Exercise brief => Your task is to transcribe the data in full.

Dataset rows:
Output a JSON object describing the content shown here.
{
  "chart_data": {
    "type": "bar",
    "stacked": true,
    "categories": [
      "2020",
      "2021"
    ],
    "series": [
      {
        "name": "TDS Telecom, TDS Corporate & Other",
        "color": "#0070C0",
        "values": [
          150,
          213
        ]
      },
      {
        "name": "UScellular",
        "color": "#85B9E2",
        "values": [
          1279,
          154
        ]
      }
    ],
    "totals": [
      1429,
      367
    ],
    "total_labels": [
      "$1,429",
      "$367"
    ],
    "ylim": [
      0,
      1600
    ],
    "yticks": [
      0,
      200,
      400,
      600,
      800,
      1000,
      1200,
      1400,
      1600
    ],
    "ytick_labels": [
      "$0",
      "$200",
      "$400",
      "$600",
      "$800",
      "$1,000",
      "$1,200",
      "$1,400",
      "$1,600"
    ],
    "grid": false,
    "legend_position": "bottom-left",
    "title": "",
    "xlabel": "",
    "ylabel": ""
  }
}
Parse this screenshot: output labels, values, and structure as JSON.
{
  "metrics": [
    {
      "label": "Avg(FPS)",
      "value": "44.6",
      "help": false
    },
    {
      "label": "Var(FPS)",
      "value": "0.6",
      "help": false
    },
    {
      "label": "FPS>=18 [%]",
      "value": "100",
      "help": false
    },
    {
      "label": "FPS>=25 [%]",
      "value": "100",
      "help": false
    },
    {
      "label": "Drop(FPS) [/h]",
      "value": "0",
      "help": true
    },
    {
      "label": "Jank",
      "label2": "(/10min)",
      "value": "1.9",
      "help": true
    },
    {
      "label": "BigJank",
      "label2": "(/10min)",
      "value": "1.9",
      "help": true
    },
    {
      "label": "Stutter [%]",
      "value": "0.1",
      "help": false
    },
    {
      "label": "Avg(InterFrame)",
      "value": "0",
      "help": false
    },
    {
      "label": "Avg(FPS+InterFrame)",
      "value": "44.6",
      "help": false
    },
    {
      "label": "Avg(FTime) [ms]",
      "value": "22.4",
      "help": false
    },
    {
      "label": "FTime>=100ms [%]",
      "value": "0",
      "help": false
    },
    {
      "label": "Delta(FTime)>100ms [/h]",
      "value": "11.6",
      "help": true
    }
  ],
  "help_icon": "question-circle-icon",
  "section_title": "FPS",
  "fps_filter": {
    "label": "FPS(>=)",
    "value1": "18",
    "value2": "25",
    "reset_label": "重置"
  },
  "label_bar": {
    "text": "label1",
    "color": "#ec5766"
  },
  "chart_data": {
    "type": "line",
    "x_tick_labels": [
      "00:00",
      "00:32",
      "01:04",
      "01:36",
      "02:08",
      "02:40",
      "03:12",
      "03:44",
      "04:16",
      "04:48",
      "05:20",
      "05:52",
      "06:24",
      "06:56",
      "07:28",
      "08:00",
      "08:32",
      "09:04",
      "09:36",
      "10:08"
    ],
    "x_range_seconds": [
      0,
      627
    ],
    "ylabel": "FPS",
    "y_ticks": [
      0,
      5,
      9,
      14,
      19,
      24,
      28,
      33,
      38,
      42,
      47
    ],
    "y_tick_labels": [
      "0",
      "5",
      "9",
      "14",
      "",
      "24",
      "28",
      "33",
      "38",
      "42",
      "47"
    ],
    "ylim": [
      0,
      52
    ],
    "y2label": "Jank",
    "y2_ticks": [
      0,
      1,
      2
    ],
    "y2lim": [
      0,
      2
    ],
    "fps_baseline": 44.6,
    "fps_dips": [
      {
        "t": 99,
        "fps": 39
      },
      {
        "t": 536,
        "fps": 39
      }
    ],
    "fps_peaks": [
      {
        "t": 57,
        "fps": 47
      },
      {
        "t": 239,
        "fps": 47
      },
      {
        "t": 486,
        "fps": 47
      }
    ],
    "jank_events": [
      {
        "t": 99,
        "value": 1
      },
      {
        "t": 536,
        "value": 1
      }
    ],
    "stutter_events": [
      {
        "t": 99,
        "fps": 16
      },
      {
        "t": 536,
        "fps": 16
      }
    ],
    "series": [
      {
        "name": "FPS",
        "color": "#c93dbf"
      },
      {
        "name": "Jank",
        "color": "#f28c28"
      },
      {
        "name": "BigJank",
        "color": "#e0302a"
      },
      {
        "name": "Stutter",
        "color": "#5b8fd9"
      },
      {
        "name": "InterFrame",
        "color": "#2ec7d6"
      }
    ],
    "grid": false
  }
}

Answer to the task =>
Output a JSON object describing the content shown here.
{
  "chart_data": {
    "type": "bar",
    "stacked": true,
    "categories": [
      "2020",
      "2021"
    ],
    "series": [
      {
        "name": "TDS Telecom, TDS Corporate & Other",
        "color": "#0070C0",
        "values": [
          150,
          213
        ]
      },
      {
        "name": "UScellular",
        "color": "#85B9E2",
        "values": [
          1279,
          154
        ]
      }
    ],
    "totals": [
      1429,
      367
    ],
    "total_labels": [
      "$1,429",
      "$367"
    ],
    "ylim": [
      0,
      1600
    ],
    "yticks": [
      0,
      200,
      400,
      600,
      800,
      1000,
      1200,
      1400,
      1600
    ],
    "ytick_labels": [
      "$0",
      "$200",
      "$400",
      "$600",
      "$800",
      "$1,000",
      "$1,200",
      "$1,400",
      "$1,600"
    ],
    "grid": false,
    "legend_position": "bottom-left",
    "title": "",
    "xlabel": "",
    "ylabel": ""
  }
}
Parse this screenshot: output labels, values, and structure as JSON.
{
  "metrics": [
    {
      "label": "Avg(FPS)",
      "value": "44.6",
      "help": false
    },
    {
      "label": "Var(FPS)",
      "value": "0.6",
      "help": false
    },
    {
      "label": "FPS>=18 [%]",
      "value": "100",
      "help": false
    },
    {
      "label": "FPS>=25 [%]",
      "value": "100",
      "help": false
    },
    {
      "label": "Drop(FPS) [/h]",
      "value": "0",
      "help": true
    },
    {
      "label": "Jank",
      "label2": "(/10min)",
      "value": "1.9",
      "help": true
    },
    {
      "label": "BigJank",
      "label2": "(/10min)",
      "value": "1.9",
      "help": true
    },
    {
      "label": "Stutter [%]",
      "value": "0.1",
      "help": false
    },
    {
      "label": "Avg(InterFrame)",
      "value": "0",
      "help": false
    },
    {
      "label": "Avg(FPS+InterFrame)",
      "value": "44.6",
      "help": false
    },
    {
      "label": "Avg(FTime) [ms]",
      "value": "22.4",
      "help": false
    },
    {
      "label": "FTime>=100ms [%]",
      "value": "0",
      "help": false
    },
    {
      "label": "Delta(FTime)>100ms [/h]",
      "value": "11.6",
      "help": true
    }
  ],
  "help_icon": "question-circle-icon",
  "section_title": "FPS",
  "fps_filter": {
    "label": "FPS(>=)",
    "value1": "18",
    "value2": "25",
    "reset_label": "重置"
  },
  "label_bar": {
    "text": "label1",
    "color": "#ec5766"
  },
  "chart_data": {
    "type": "line",
    "x_tick_labels": [
      "00:00",
      "00:32",
      "01:04",
      "01:36",
      "02:08",
      "02:40",
      "03:12",
      "03:44",
      "04:16",
      "04:48",
      "05:20",
      "05:52",
      "06:24",
      "06:56",
      "07:28",
      "08:00",
      "08:32",
      "09:04",
      "09:36",
      "10:08"
    ],
    "x_range_seconds": [
      0,
      627
    ],
    "ylabel": "FPS",
    "y_ticks": [
      0,
      5,
      9,
      14,
      19,
      24,
      28,
      33,
      38,
      42,
      47
    ],
    "y_tick_labels": [
      "0",
      "5",
      "9",
      "14",
      "",
      "24",
      "28",
      "33",
      "38",
      "42",
      "47"
    ],
    "ylim": [
      0,
      52
    ],
    "y2label": "Jank",
    "y2_ticks": [
      0,
      1,
      2
    ],
    "y2lim": [
      0,
      2
    ],
    "fps_baseline": 44.6,
    "fps_dips": [
      {
        "t": 99,
        "fps": 39
      },
      {
        "t": 536,
        "fps": 39
      }
    ],
    "fps_peaks": [
      {
        "t": 57,
        "fps": 47
      },
      {
        "t": 239,
        "fps": 47
      },
      {
        "t": 486,
        "fps": 47
      }
    ],
    "jank_events": [
      {
        "t": 99,
        "value": 1
      },
      {
        "t": 536,
        "value": 1
      }
    ],
    "stutter_events": [
      {
        "t": 99,
        "fps": 16
      },
      {
        "t": 536,
        "fps": 16
      }
    ],
    "series": [
      {
        "name": "FPS",
        "color": "#c93dbf"
      },
      {
        "name": "Jank",
        "color": "#f28c28"
      },
      {
        "name": "BigJank",
        "color": "#e0302a"
      },
      {
        "name": "Stutter",
        "color": "#5b8fd9"
      },
      {
        "name": "InterFrame",
        "color": "#2ec7d6"
      }
    ],
    "grid": false
  }
}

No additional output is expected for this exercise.